- **Visual layout records**
################
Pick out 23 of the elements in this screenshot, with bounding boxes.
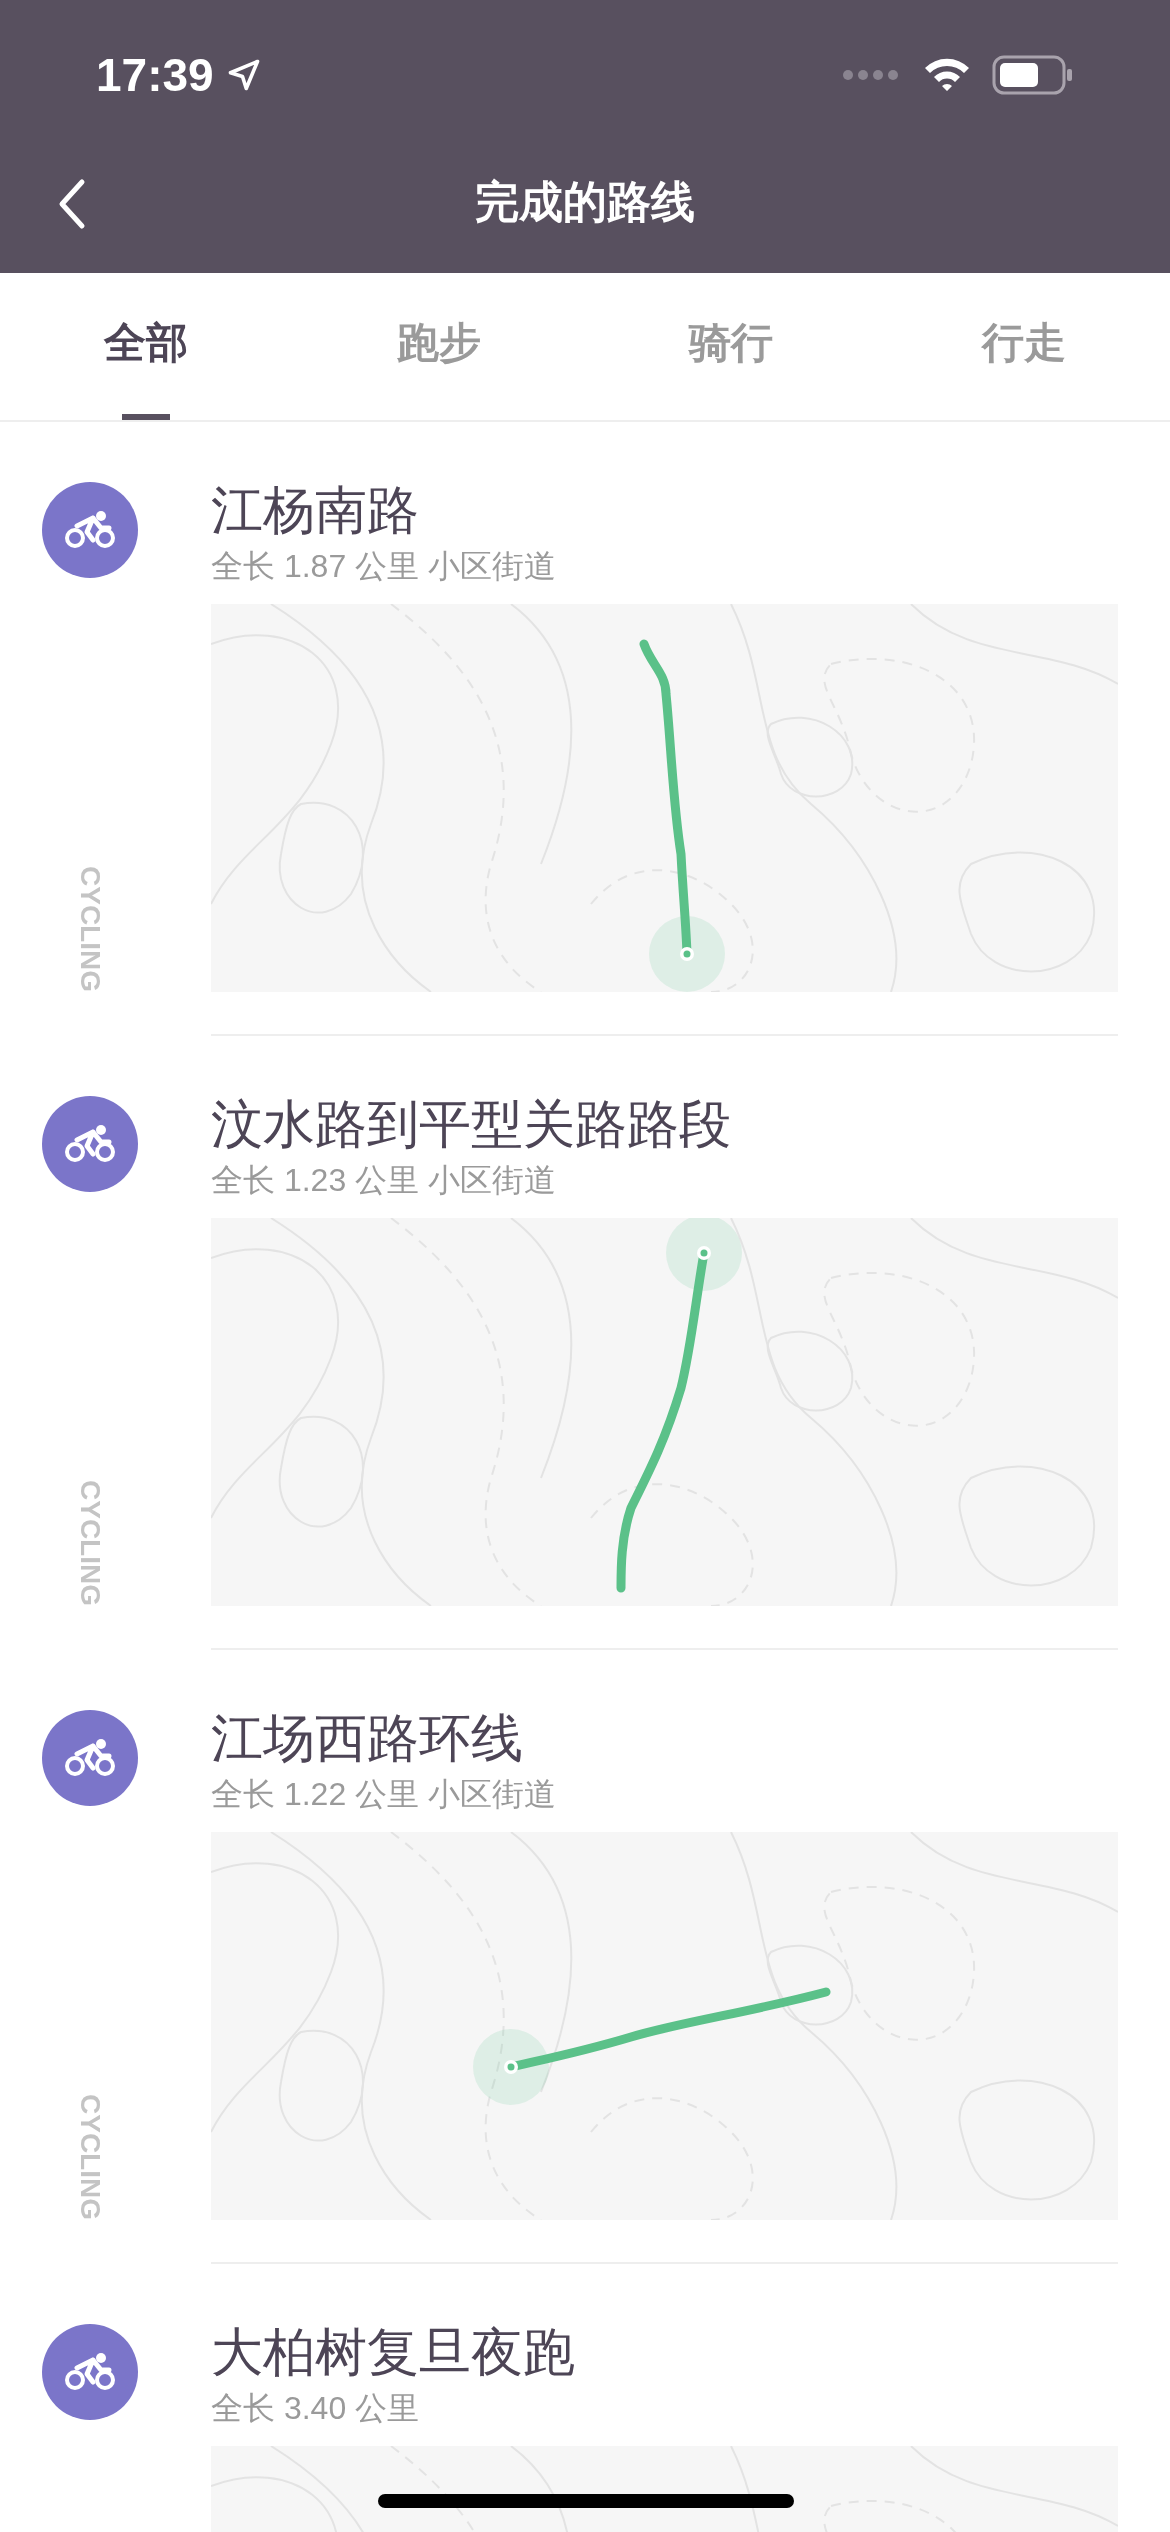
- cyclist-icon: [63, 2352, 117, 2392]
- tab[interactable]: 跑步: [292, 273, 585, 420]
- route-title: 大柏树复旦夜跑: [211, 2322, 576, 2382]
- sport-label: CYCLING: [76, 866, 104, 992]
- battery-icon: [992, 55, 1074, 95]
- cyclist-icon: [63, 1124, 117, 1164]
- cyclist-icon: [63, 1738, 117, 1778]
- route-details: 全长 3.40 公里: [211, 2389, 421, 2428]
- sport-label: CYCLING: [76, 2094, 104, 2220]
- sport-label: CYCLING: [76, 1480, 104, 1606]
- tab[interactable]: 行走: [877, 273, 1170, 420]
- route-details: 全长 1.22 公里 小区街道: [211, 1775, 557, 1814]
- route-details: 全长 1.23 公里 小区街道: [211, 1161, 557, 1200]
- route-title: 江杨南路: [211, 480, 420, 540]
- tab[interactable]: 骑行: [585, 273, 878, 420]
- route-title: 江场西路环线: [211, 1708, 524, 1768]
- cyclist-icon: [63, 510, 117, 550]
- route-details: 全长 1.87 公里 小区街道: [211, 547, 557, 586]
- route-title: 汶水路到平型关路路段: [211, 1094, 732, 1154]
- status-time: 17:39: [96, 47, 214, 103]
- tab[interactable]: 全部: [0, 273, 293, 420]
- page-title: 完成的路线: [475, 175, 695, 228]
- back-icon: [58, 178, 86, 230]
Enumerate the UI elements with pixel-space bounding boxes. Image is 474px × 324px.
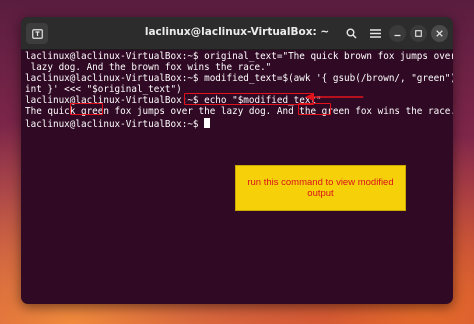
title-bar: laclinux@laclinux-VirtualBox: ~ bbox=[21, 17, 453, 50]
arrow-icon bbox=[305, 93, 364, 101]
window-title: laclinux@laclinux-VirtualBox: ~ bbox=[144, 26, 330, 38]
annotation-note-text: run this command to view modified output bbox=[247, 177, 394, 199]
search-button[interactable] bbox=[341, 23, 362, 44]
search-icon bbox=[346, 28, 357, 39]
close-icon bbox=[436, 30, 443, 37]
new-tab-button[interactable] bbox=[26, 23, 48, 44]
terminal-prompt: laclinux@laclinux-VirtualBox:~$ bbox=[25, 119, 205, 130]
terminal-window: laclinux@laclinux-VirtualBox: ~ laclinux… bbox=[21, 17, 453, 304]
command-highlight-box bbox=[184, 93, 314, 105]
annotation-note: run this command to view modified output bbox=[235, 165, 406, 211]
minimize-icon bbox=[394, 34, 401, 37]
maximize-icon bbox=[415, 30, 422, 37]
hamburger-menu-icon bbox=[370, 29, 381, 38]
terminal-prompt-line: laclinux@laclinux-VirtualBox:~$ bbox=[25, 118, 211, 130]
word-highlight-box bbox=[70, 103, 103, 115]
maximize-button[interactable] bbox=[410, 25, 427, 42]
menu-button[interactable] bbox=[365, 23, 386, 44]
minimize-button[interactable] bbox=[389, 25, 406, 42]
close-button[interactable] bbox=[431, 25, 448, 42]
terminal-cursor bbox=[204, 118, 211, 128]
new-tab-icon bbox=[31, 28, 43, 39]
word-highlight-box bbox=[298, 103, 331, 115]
################
- **Stated goal**
Write out every entry above again, swapping "cyclist-icon" for "bike-icon" and changing nothing else. Leave the pictures out.

- **Result**
Pick out 23 of the elements in this screenshot, with bounding boxes.
- bike-icon: [63, 2352, 117, 2392]
- tab[interactable]: 跑步: [292, 273, 585, 420]
- route-title: 大柏树复旦夜跑: [211, 2322, 576, 2382]
- sport-label: CYCLING: [76, 866, 104, 992]
- battery-icon: [992, 55, 1074, 95]
- bike-icon: [63, 1124, 117, 1164]
- bike-icon: [63, 1738, 117, 1778]
- route-details: 全长 3.40 公里: [211, 2389, 421, 2428]
- sport-label: CYCLING: [76, 2094, 104, 2220]
- sport-label: CYCLING: [76, 1480, 104, 1606]
- tab[interactable]: 行走: [877, 273, 1170, 420]
- route-details: 全长 1.22 公里 小区街道: [211, 1775, 557, 1814]
- route-details: 全长 1.23 公里 小区街道: [211, 1161, 557, 1200]
- route-title: 江杨南路: [211, 480, 420, 540]
- tab[interactable]: 骑行: [585, 273, 878, 420]
- route-title: 江场西路环线: [211, 1708, 524, 1768]
- bike-icon: [63, 510, 117, 550]
- route-details: 全长 1.87 公里 小区街道: [211, 547, 557, 586]
- route-title: 汶水路到平型关路路段: [211, 1094, 732, 1154]
- status-time: 17:39: [96, 47, 214, 103]
- tab[interactable]: 全部: [0, 273, 293, 420]
- page-title: 完成的路线: [475, 175, 695, 228]
- back-icon: [58, 178, 86, 230]
Enumerate the UI elements with pixel-space bounding boxes. Image is 474px × 324px.
title-bar: laclinux@laclinux-VirtualBox: ~ bbox=[21, 17, 453, 50]
arrow-icon bbox=[305, 93, 364, 101]
window-title: laclinux@laclinux-VirtualBox: ~ bbox=[144, 26, 330, 38]
annotation-note-text: run this command to view modified output bbox=[247, 177, 394, 199]
search-button[interactable] bbox=[341, 23, 362, 44]
search-icon bbox=[346, 28, 357, 39]
close-icon bbox=[436, 30, 443, 37]
new-tab-button[interactable] bbox=[26, 23, 48, 44]
terminal-prompt: laclinux@laclinux-VirtualBox:~$ bbox=[25, 119, 205, 130]
terminal-window: laclinux@laclinux-VirtualBox: ~ laclinux… bbox=[21, 17, 453, 304]
command-highlight-box bbox=[184, 93, 314, 105]
annotation-note: run this command to view modified output bbox=[235, 165, 406, 211]
minimize-icon bbox=[394, 34, 401, 37]
maximize-icon bbox=[415, 30, 422, 37]
hamburger-menu-icon bbox=[370, 29, 381, 38]
terminal-prompt-line: laclinux@laclinux-VirtualBox:~$ bbox=[25, 118, 211, 130]
word-highlight-box bbox=[70, 103, 103, 115]
maximize-button[interactable] bbox=[410, 25, 427, 42]
menu-button[interactable] bbox=[365, 23, 386, 44]
minimize-button[interactable] bbox=[389, 25, 406, 42]
close-button[interactable] bbox=[431, 25, 448, 42]
terminal-cursor bbox=[204, 118, 211, 128]
new-tab-icon bbox=[31, 28, 43, 39]
word-highlight-box bbox=[298, 103, 331, 115]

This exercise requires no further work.